- _Data records_
_ _ _ _ _ _ _
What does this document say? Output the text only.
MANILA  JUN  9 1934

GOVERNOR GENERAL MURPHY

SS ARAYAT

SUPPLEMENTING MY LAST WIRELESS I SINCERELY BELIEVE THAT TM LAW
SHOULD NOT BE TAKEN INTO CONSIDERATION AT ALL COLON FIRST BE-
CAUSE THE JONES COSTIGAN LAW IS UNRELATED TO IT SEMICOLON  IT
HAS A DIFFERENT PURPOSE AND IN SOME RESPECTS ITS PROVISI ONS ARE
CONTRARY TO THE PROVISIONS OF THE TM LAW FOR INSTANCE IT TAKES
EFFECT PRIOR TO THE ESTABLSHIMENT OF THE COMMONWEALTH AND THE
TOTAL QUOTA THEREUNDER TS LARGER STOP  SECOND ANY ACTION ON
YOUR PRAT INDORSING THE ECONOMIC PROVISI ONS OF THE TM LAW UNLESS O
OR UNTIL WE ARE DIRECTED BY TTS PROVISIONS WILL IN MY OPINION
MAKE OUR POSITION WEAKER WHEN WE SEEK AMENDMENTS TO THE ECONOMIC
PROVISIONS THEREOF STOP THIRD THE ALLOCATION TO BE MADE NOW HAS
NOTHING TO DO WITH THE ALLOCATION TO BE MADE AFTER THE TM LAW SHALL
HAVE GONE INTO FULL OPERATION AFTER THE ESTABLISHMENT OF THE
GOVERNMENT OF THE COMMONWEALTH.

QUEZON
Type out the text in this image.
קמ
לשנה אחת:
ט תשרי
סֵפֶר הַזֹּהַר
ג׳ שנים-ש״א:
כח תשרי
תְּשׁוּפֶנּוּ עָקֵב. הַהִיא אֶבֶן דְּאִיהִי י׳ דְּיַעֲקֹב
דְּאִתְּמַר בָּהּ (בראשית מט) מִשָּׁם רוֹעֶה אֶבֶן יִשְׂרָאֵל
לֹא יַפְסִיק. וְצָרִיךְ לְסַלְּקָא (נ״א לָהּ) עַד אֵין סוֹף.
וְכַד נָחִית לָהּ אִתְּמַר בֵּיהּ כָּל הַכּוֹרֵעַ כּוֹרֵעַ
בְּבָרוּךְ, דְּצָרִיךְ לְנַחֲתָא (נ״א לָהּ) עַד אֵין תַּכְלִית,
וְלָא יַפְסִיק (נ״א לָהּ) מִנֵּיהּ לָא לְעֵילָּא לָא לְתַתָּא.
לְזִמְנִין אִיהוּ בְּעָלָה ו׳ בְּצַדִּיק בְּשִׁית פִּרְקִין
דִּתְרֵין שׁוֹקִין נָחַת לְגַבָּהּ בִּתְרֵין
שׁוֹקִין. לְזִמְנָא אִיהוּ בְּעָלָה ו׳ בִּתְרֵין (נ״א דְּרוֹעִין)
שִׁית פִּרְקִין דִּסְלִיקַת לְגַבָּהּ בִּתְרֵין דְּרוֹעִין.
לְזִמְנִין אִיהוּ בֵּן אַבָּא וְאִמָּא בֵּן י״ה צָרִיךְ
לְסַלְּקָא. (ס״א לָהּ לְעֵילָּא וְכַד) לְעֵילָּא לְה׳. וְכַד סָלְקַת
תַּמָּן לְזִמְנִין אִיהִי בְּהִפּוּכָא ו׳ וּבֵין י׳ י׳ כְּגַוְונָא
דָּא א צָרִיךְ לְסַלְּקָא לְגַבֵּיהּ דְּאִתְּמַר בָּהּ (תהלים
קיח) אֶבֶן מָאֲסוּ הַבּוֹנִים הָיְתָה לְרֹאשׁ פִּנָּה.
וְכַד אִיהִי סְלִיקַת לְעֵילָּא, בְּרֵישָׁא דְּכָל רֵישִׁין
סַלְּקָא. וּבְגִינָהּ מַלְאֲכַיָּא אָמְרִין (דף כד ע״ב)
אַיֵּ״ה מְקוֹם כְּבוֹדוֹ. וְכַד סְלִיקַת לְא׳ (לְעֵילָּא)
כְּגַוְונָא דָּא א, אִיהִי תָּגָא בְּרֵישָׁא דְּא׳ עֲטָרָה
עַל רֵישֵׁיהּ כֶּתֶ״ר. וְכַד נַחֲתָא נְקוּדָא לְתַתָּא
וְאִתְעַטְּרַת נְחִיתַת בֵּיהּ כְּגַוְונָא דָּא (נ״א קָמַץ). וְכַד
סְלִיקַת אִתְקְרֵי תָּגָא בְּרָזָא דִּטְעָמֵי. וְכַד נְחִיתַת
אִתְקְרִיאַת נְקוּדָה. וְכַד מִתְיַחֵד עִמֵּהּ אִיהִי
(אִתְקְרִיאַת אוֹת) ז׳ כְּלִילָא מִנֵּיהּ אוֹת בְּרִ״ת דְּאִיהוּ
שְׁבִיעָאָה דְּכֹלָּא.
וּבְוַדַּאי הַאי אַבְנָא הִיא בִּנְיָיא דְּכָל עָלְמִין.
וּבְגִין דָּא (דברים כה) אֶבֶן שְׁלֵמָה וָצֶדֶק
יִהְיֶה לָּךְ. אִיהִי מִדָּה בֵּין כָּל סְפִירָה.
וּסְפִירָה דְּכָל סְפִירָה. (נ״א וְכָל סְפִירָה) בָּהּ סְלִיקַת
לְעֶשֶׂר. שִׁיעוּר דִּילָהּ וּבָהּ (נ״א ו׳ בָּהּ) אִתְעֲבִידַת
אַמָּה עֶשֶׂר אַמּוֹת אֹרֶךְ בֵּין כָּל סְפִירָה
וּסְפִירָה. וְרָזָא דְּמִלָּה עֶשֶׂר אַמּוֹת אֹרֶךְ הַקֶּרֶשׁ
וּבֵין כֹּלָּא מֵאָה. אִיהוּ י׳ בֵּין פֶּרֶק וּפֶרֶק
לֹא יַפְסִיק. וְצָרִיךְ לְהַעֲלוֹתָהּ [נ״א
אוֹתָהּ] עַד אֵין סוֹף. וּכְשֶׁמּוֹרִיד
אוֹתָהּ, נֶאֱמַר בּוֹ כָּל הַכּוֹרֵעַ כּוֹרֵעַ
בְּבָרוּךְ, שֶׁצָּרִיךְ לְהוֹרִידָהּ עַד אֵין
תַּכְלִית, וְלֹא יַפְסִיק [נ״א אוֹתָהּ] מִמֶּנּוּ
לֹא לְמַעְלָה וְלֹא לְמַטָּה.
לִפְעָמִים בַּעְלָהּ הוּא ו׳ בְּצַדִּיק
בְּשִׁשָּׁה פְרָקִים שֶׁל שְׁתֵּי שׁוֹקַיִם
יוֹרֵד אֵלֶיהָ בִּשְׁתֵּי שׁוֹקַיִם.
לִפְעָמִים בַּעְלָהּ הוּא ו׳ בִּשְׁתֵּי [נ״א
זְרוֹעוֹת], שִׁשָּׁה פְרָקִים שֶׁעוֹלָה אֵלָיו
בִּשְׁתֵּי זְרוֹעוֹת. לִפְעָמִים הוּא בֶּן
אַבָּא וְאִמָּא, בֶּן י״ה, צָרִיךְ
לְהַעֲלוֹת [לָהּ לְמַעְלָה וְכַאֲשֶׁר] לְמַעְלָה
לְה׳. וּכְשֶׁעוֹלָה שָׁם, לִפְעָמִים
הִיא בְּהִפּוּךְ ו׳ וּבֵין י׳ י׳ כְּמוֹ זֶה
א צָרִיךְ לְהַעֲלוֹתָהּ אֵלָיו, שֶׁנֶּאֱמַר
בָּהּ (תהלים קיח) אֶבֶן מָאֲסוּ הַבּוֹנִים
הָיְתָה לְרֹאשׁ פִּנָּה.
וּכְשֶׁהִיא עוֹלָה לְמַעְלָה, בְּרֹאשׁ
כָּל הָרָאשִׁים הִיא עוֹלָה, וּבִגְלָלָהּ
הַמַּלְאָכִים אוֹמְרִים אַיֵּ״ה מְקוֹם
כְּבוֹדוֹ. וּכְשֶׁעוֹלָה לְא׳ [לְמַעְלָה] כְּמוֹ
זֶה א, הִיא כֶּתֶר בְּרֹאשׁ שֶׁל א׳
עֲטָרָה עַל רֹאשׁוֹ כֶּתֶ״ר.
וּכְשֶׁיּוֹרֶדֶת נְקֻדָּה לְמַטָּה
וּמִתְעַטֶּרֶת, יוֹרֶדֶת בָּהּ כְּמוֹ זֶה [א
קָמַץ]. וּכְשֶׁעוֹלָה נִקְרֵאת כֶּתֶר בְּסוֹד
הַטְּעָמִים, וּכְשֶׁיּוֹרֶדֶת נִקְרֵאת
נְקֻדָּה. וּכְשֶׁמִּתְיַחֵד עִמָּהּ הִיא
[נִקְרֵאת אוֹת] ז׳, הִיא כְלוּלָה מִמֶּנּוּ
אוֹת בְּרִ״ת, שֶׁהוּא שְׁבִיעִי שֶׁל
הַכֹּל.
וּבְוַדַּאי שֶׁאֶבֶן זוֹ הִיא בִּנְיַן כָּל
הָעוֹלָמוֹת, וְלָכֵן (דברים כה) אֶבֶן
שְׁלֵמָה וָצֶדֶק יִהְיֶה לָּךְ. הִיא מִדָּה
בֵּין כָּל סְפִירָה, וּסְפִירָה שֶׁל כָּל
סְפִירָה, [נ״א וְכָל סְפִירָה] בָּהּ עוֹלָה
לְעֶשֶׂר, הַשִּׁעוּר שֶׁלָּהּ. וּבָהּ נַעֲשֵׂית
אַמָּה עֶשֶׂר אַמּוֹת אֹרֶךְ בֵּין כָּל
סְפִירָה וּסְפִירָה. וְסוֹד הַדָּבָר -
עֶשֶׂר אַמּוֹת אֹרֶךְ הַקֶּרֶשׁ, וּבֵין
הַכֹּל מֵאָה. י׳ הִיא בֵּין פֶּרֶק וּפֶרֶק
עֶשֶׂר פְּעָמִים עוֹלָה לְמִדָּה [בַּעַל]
_ _ _ _ _ _ _
- _Required work_
Reproduce each line of the material containing the word "דברים".

- _Final result_
וּבְגִין דָּא (דברים כה) אֶבֶן שְׁלֵמָה וָצֶדֶק
הָעוֹלָמוֹת, וְלָכֵן (דברים כה) אֶבֶן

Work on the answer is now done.